§ Tarea:
Transcribe sin cambios el fragmento del texto sobre el emotivismo que va desde "En efecto, las" hasta "de la emoción.".

§ Documento:
════
El emotivismo es quizás el mayor enemigo del amor humano. Esta patología del amor afecta a tantas personas, especialmente entre los más jóvenes, porque la emoción aparece como una característica esencial del verdadero amor: el sentir algo nuevo e intenso que, de repente, surge dentro de mí.
“No me digas que esto no es verdadero amor”, le decía el impetuoso Romeo a su amada cuando, todo lo que había hecho, era irrumpir arrebatadamente en el jardín de su casa y subir por la hiedra de la pared de la casa. Pura pasión. El maestro Shakespeare hará decir en un aparte a la más reflexiva Julieta: “Ojalá este amor pudiera tener más verdad”.
En efecto, las personas actúan por emociones, porque emoción es precisamente ser movido por algo (ex – movere: moverse desde algún sitio). Sin embargo, habría que profundizar un poco más en el fascinante mundo afectivo para ver que la emoción tiene todavía una raíz más “tranquila”, más escondida, pero más fundamental. Es el afecto. Ahí está la esencia de la emoción.
Si algo nos arrastra con poder es porque nos ha “afectado” desde dentro (affectio). La emoción destaca en el lenguaje afectivo el aspecto más exterior y movilizador, pero la verdad de la emoción reside en su núcleo afectivo, donde reside su verdad y su verdadera fuerza, y a donde tenemos que guiarlo. Esta diferencia entre emoción y afecto me recuerda a una poesía clásica sobre Ignacio de Loyola, cuando juzgaba a su nuevo discípulo Francisco Xavier por su carácter impulsivo y arrollador: “Eres arroyo baldío, que, por la peña desierta, va desatado y bravío. ¡Mientras se despeña el río, se está secando la huerta!”. Así pasa con las grandes emociones y con la gente buena y apasionada. El sentimiento arrollador nos mueve sin saber bien dónde nos arrastra y a quién se lleva por delante. Mucha agua pero poco riego, según San Ignacio.
════
§ Material mostrado:
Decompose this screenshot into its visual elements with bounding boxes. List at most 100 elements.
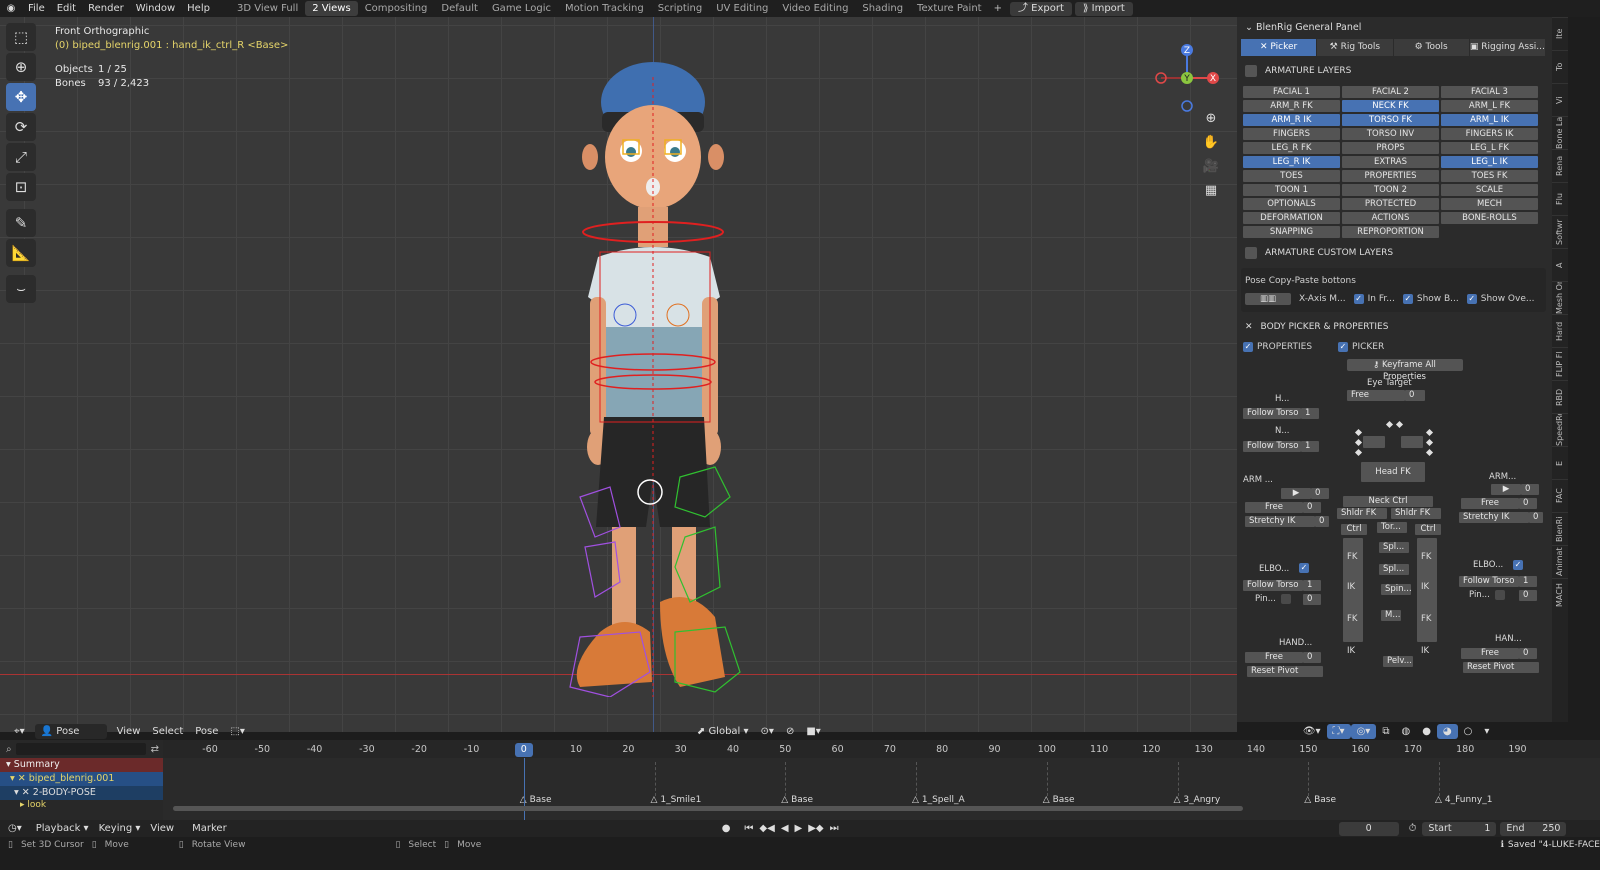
reset-pivot-l-button[interactable]: Reset Pivot — [1463, 662, 1539, 673]
elbow-l-follow-torso[interactable]: Follow Torso — [1459, 576, 1519, 587]
layer-toggle[interactable]: NECK FK — [1342, 100, 1439, 112]
scale-icon[interactable]: ⤢ — [6, 143, 36, 171]
sidebar-tab[interactable]: To — [1552, 50, 1568, 83]
elbow-r-follow-value[interactable]: 1 — [1303, 580, 1321, 591]
channel-look[interactable]: ▸ look — [0, 800, 163, 810]
3d-viewport[interactable]: ⬚ ⊕ ✥ ⟳ ⤢ ⊡ ✎ 📐 ⌣ Front Orthographic (0)… — [0, 17, 1237, 732]
sidebar-tab[interactable]: E — [1552, 446, 1568, 479]
sidebar-tab[interactable]: Bone La — [1552, 116, 1568, 149]
elbow-l-follow-value[interactable]: 1 — [1519, 576, 1537, 587]
keyframe-all-button[interactable]: ⚷ Keyframe All Properties — [1346, 359, 1463, 382]
sidebar-tab[interactable]: FAC — [1552, 479, 1568, 512]
search-input[interactable] — [15, 743, 146, 755]
menu-edit[interactable]: Edit — [51, 3, 82, 14]
face-bone[interactable] — [1425, 438, 1434, 447]
body-picker-header[interactable]: ✕ BODY PICKER & PROPERTIES — [1237, 316, 1552, 338]
layer-toggle[interactable]: MECH — [1441, 198, 1538, 210]
layer-toggle[interactable]: PROPS — [1342, 142, 1439, 154]
sidebar-tab[interactable]: SpeedRe — [1552, 413, 1568, 446]
relax-icon[interactable]: ⌣ — [6, 275, 36, 303]
layer-toggle[interactable]: SCALE — [1441, 184, 1538, 196]
swap-icon[interactable]: ⇄ — [151, 744, 159, 755]
arm-l-slider[interactable]: ▶ — [1491, 484, 1521, 495]
master-bone[interactable]: M... — [1381, 610, 1401, 621]
tab-rigging-assi[interactable]: ▣ Rigging Assi... — [1469, 39, 1545, 56]
timeline-marker[interactable]: △ 3_Angry — [1174, 795, 1221, 805]
playback-menu[interactable]: Playback ▾ — [36, 823, 89, 834]
workspace-tab[interactable]: Video Editing — [775, 1, 855, 16]
layer-toggle[interactable]: EXTRAS — [1342, 156, 1439, 168]
timeline-marker[interactable]: △ Base — [781, 795, 813, 805]
hand-r-free-value[interactable]: 0 — [1303, 652, 1321, 663]
gizmo-toggle-icon[interactable]: ⛶▾ — [1326, 723, 1351, 739]
layer-toggle[interactable]: ARM_L FK — [1441, 100, 1538, 112]
measure-icon[interactable]: 📐 — [6, 239, 36, 267]
arm-l-free[interactable]: Free — [1461, 498, 1519, 509]
head-fk-bone[interactable]: Head FK — [1361, 462, 1425, 482]
elbow-r-checkbox[interactable]: ✓ — [1299, 563, 1309, 573]
show-b-option[interactable]: ✓ Show B... — [1402, 294, 1459, 304]
export-button[interactable]: ⤴ Export — [1009, 1, 1072, 16]
sidebar-tab[interactable]: Rena — [1552, 149, 1568, 182]
xaxis-mirror-option[interactable]: X-Axis M... — [1299, 294, 1346, 304]
current-frame-indicator[interactable]: 0 — [514, 743, 533, 757]
layer-toggle[interactable]: LEG_R IK — [1243, 156, 1340, 168]
sidebar-tab[interactable]: FLIP Fl — [1552, 347, 1568, 380]
record-icon[interactable]: ● — [722, 823, 731, 834]
proportional-icon[interactable]: ■▾ — [800, 724, 826, 739]
workspace-tab-active[interactable]: 2 Views — [305, 1, 358, 16]
zoom-icon[interactable]: ⊕ — [1200, 107, 1222, 129]
workspace-tab[interactable]: Texture Paint — [910, 1, 989, 16]
camera-icon[interactable]: 🎥 — [1200, 155, 1222, 177]
layer-toggle[interactable]: SNAPPING — [1243, 226, 1340, 238]
arm-r-free[interactable]: Free — [1245, 502, 1303, 513]
show-ove-checkbox[interactable]: ✓ — [1466, 294, 1477, 304]
eye-target-free-field[interactable]: Free — [1347, 390, 1405, 401]
timeline-marker[interactable]: △ Base — [1043, 795, 1075, 805]
custom-layers-header[interactable]: ARMATURE CUSTOM LAYERS — [1237, 242, 1552, 264]
layer-toggle[interactable]: TORSO FK — [1342, 114, 1439, 126]
preview-range-icon[interactable]: ⏱ — [1409, 823, 1417, 834]
visibility-icon[interactable]: 👁▾ — [1297, 724, 1327, 739]
transform-orientation-dropdown[interactable]: ⬈ Global ▾ — [691, 724, 755, 739]
layer-toggle[interactable]: FACIAL 3 — [1441, 86, 1538, 98]
workspace-tab[interactable]: 3D View Full — [230, 1, 305, 16]
arm-l-value[interactable]: 0 — [1521, 484, 1539, 495]
layer-toggle[interactable]: TOES — [1243, 170, 1340, 182]
layer-toggle[interactable]: PROTECTED — [1342, 198, 1439, 210]
shading-options-icon[interactable]: ▾ — [1478, 724, 1495, 739]
timeline-editor[interactable]: ⌕ ⇄ ▾ Summary ▾ ✕ biped_blenrig.001 ▾ ✕ 2… — [0, 740, 1600, 820]
sidebar-tab[interactable]: Ite — [1552, 17, 1568, 50]
tab-tools[interactable]: ⚙ Tools — [1393, 39, 1469, 56]
pin-l-checkbox[interactable] — [1495, 590, 1505, 600]
sidebar-tab[interactable]: Animat — [1552, 545, 1568, 578]
blender-logo-icon[interactable]: ◉ — [0, 3, 22, 14]
pose-menu[interactable]: Pose — [189, 724, 224, 739]
sidebar-tab[interactable]: Mesh On — [1552, 281, 1568, 314]
pan-hand-icon[interactable]: ✋ — [1200, 131, 1222, 153]
hand-l-free[interactable]: Free — [1461, 648, 1519, 659]
layer-toggle[interactable]: LEG_L FK — [1441, 142, 1538, 154]
transform-icon[interactable]: ⊡ — [6, 173, 36, 201]
navigation-gizmo[interactable]: Z Y X — [1150, 42, 1225, 117]
properties-toggle[interactable]: ✓ PROPERTIES — [1243, 342, 1312, 352]
import-button[interactable]: ⟫ Import — [1074, 1, 1133, 16]
ctrl-l-bone[interactable]: Ctrl — [1415, 524, 1441, 535]
layer-toggle[interactable]: FACIAL 2 — [1342, 86, 1439, 98]
head-follow-value[interactable]: 1 — [1301, 408, 1319, 419]
neck-follow-torso[interactable]: Follow Torso — [1243, 441, 1301, 452]
mode-dropdown[interactable]: 👤 Pose Mode ▾ — [34, 723, 107, 752]
play-icon[interactable]: ▶ — [795, 823, 803, 834]
timeline-editor-icon[interactable]: ◷▾ — [8, 823, 22, 834]
layer-toggle[interactable]: DEFORMATION — [1243, 212, 1340, 224]
pin-l-value[interactable]: 0 — [1519, 590, 1537, 601]
show-b-checkbox[interactable]: ✓ — [1402, 294, 1413, 304]
solid-shading-icon[interactable]: ● — [1416, 724, 1437, 739]
face-bone[interactable] — [1425, 428, 1434, 437]
menu-window[interactable]: Window — [130, 3, 181, 14]
spine-bone-3[interactable]: Spin... — [1381, 584, 1412, 595]
prev-key-icon[interactable]: ◆◀ — [759, 823, 774, 834]
view-menu-timeline[interactable]: View — [150, 823, 174, 834]
material-shading-icon[interactable]: ◕ — [1436, 723, 1458, 739]
layer-toggle[interactable]: ARM_R IK — [1243, 114, 1340, 126]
════
§ Solución:
En efecto, las personas actúan por emociones, porque emoción es precisamente ser movido por algo (ex – movere: moverse desde algún sitio). Sin embargo, habría que profundizar un poco más en el fascinante mundo afectivo para ver que la emoción tiene todavía una raíz más “tranquila”, más escondida, pero más fundamental. Es el afecto. Ahí está la esencia de la emoción.